→ **Given passage**:
|---|

Saturday, May 22, 2010

Others weigh in on Elena Kagan

Maureen Dowd is right on about this -- see http://www.nytimes.com/2010/05/19/opinion/19dowd.html -- and so is Nikki Stern -- http://open.salon.com/blog/1womansvu/2010/05/17/an_unmarried_woman

Dowd says Kagan's IQ may have detracted from her social life (ya think?): "It’s a disturbing echo of those Harvard Business School students who said on “60 Minutes” a few years ago that they had hid the fact that they went to Harvard from guys they met because it was the kiss of death with men who were threatened by more successful women. “The H-bomb,” they called it."

The comments on Stern's essay are telling. My favorite:  "Maybe if these high-powered and ambitious career women had the spousal equivalent of a wife (the man behind the woman) to do for them what
full-time political wives do for their husbands, that is EVERYTHING, then they could find the time to get married and have children while maintaining their careers."

Dowd also says Michelle Obama oughta fix Kagan up with some smart guys in DC. Yeah, right.

I advise Elena to hire a housekeeper and adopt a couple of cats and call it a day. But then I am somewhat soured on the dating world at the moment. Maybe next week.

Friday, May 14, 2010

more on being the smartest girl in the room

One of the great loves of my life told me years ago, "Look, I slave away all day in a highly competitive environment. When I come home I don't want to match wits with somebody like you — I want to drink a Bud and watch Laverne and Shirley." The TV reference should give you some idea as to how long ago this was.

My friend eventually married a much-younger woman who, while certainly bright, was no competition for him. Not much of a challenge, either. He wanted a nice housewife who would raise his children and support his career, and that's what he got.

This has become a sad pattern, I'm sorry to say. I meet a man who's clever enough for me, who gets my jokes, who's a great companion, and he weighs his options and picks another woman, usually one who's less prickly, easier to get along with, more subservient. Why? Beats me.

|---|

→ **Exercise task**:
Rewrite the blog post from the words "One of the great" through the words "Why? Beats me.", swapping "housewife" for "homemaker".

|---|

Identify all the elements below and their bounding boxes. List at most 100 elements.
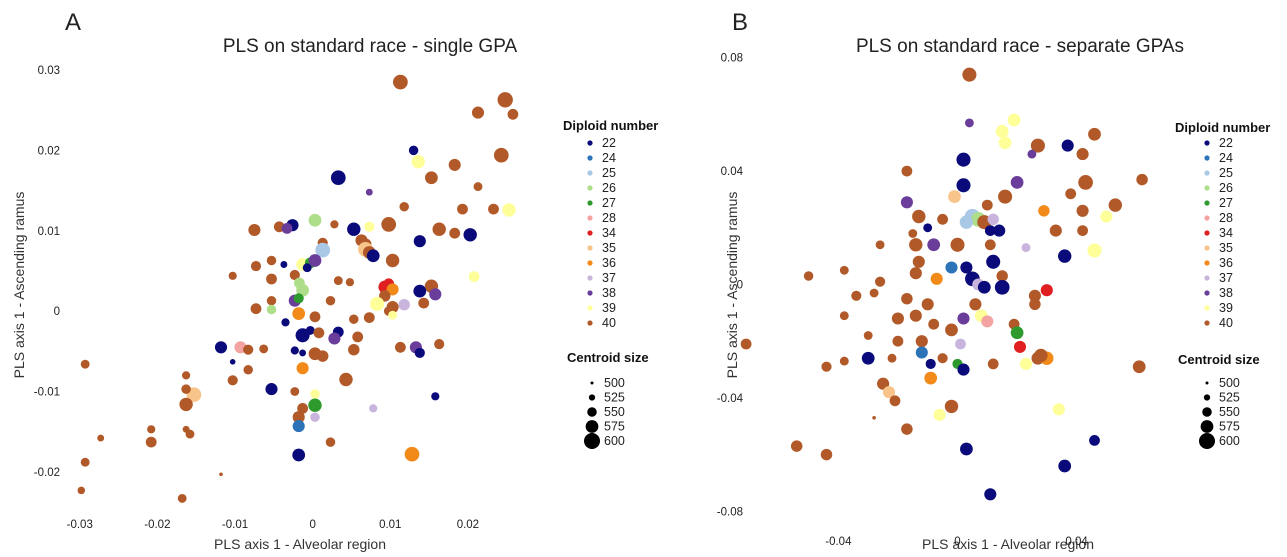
panel-b-data-point: [891, 312, 904, 325]
panel-b-data-point: [875, 240, 885, 250]
panel-b-legend-swatch: [1204, 155, 1210, 161]
panel-b-data-point: [839, 311, 849, 321]
panel-b-legend-swatch: [1204, 260, 1210, 266]
panel-a-data-point: [292, 411, 305, 424]
panel-b-data-point: [981, 199, 993, 211]
panel-b-legend-label: 25: [1219, 166, 1233, 180]
panel-b-data-point: [839, 356, 849, 366]
panel-b-data-point: [1065, 188, 1077, 200]
panel-a-data-point: [243, 365, 253, 375]
panel-a-data-point: [385, 253, 400, 268]
panel-b-y-tick-label: 0: [737, 280, 743, 292]
panel-a-data-point: [289, 269, 300, 281]
panel-b-data-point: [1089, 435, 1100, 446]
panel-b-data-point: [1088, 127, 1101, 141]
panel-b-legend: Diploid number 2224252627283435363738394…: [1175, 120, 1270, 449]
panel-a-data-point: [429, 288, 442, 301]
panel-a-data-point: [413, 284, 427, 298]
panel-a-legend-color-title: Diploid number: [563, 118, 658, 133]
panel-b-legend-swatch: [1204, 305, 1210, 311]
panel-a-x-ticks: -0.03 -0.02 -0.01 0 0.01 0.02: [67, 519, 479, 531]
panel-b-data-point: [993, 224, 1006, 237]
panel-b-data-point: [1040, 284, 1053, 297]
panel-b-data-point: [1010, 176, 1024, 189]
panel-b-data-point: [984, 488, 997, 501]
panel-a-legend-swatch: [587, 230, 593, 236]
panel-a-data-point: [348, 343, 360, 356]
panel-a-legend-swatch: [587, 245, 593, 251]
panel-a-data-point: [432, 222, 446, 236]
panel-a-data-point: [266, 255, 277, 266]
panel-b-data-point: [960, 261, 973, 274]
panel-a-x-tick-label: 0.01: [379, 519, 401, 531]
panel-b-data-point: [1078, 175, 1093, 190]
panel-b-legend-label: 27: [1219, 196, 1233, 210]
panel-a-legend-size-dot: [585, 420, 599, 433]
panel-a-data-point: [316, 350, 329, 362]
panel-b-data-point: [977, 280, 991, 294]
panel-a-data-point: [395, 341, 406, 353]
panel-a-data-point: [77, 486, 86, 495]
panel-a-legend-label: 26: [602, 181, 616, 195]
panel-a-y-tick-label: 0: [54, 306, 60, 318]
panel-b-data-point: [925, 358, 936, 369]
panel-b-data-point: [790, 440, 803, 452]
panel-b-data-point: [1049, 224, 1062, 237]
panel-a-legend-label: 37: [602, 271, 616, 285]
panel-a-data-point: [299, 349, 307, 357]
panel-a-legend-size-label: 525: [604, 391, 625, 405]
panel-b-legend-label: 37: [1219, 271, 1233, 285]
panel-b-data-point: [923, 223, 933, 233]
panel-a-x-tick-label: -0.01: [222, 519, 248, 531]
panel-b-data-point: [956, 178, 971, 193]
panel-a-points: [77, 74, 519, 503]
panel-a-legend-swatch: [587, 290, 593, 296]
panel-a-legend-label: 40: [602, 316, 616, 330]
panel-b-legend-size-dot: [1199, 433, 1215, 449]
panel-a-data-point: [310, 389, 320, 399]
panel-a-legend-label: 38: [602, 286, 616, 300]
panel-b-data-point: [959, 215, 974, 229]
panel-b-data-point: [901, 292, 913, 305]
panel-a-legend-swatch: [587, 200, 593, 206]
panel-b-data-point: [995, 125, 1009, 138]
panel-a-data-point: [381, 217, 397, 232]
panel-a-data-point: [398, 298, 410, 311]
panel-a-legend-label: 39: [602, 301, 616, 315]
panel-b-legend-swatch: [1204, 230, 1210, 236]
panel-a-data-point: [473, 182, 483, 192]
panel-a-legend-size-label: 550: [604, 405, 625, 419]
panel-b-legend-swatch: [1204, 290, 1210, 296]
panel-b-data-point: [1052, 403, 1065, 416]
panel-b-data-point: [1100, 210, 1113, 223]
panel-b-data-point: [1077, 225, 1088, 237]
panel-b-legend-label: 22: [1219, 136, 1233, 150]
panel-b-data-point: [981, 315, 994, 328]
panel-b-legend-swatch: [1204, 200, 1210, 206]
panel-b-legend-size-dot: [1200, 420, 1214, 433]
panel-b-data-point: [821, 361, 832, 372]
panel-a-data-point: [463, 228, 477, 242]
panel-b-data-point: [924, 371, 938, 385]
panel-b-data-point: [1030, 138, 1045, 153]
panel-a-data-point: [502, 203, 516, 217]
panel-a-data-point: [315, 242, 331, 258]
panel-a-data-point: [448, 158, 461, 171]
panel-a-legend-label: 35: [602, 241, 616, 255]
panel-b-data-point: [937, 353, 948, 364]
panel-b-data-point: [964, 118, 974, 128]
panel-a-data-point: [308, 398, 322, 412]
panel-b-x-tick-label: -0.04: [825, 536, 852, 548]
panel-a-data-point: [404, 446, 420, 462]
panel-b-data-point: [901, 423, 913, 435]
panel-b-data-point: [900, 196, 913, 209]
panel-a-data-point: [388, 310, 398, 320]
panel-a-data-point: [250, 261, 262, 272]
panel-a-legend-size-label: 575: [604, 420, 625, 434]
panel-b-data-point: [994, 279, 1010, 295]
panel-a-data-point: [181, 384, 191, 394]
panel-a-data-point: [333, 276, 343, 286]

|---|

→ **Full answer**:
One of the great loves of my life told me years ago, "Look, I slave away all day in a highly competitive environment. When I come home I don't want to match wits with somebody like you — I want to drink a Bud and watch Laverne and Shirley." The TV reference should give you some idea as to how long ago this was.

My friend eventually married a much-younger woman who, while certainly bright, was no competition for him. Not much of a challenge, either. He wanted a nice homemaker who would raise his children and support his career, and that's what he got.

This has become a sad pattern, I'm sorry to say. I meet a man who's clever enough for me, who gets my jokes, who's a great companion, and he weighs his options and picks another woman, usually one who's less prickly, easier to get along with, more subservient. Why? Beats me.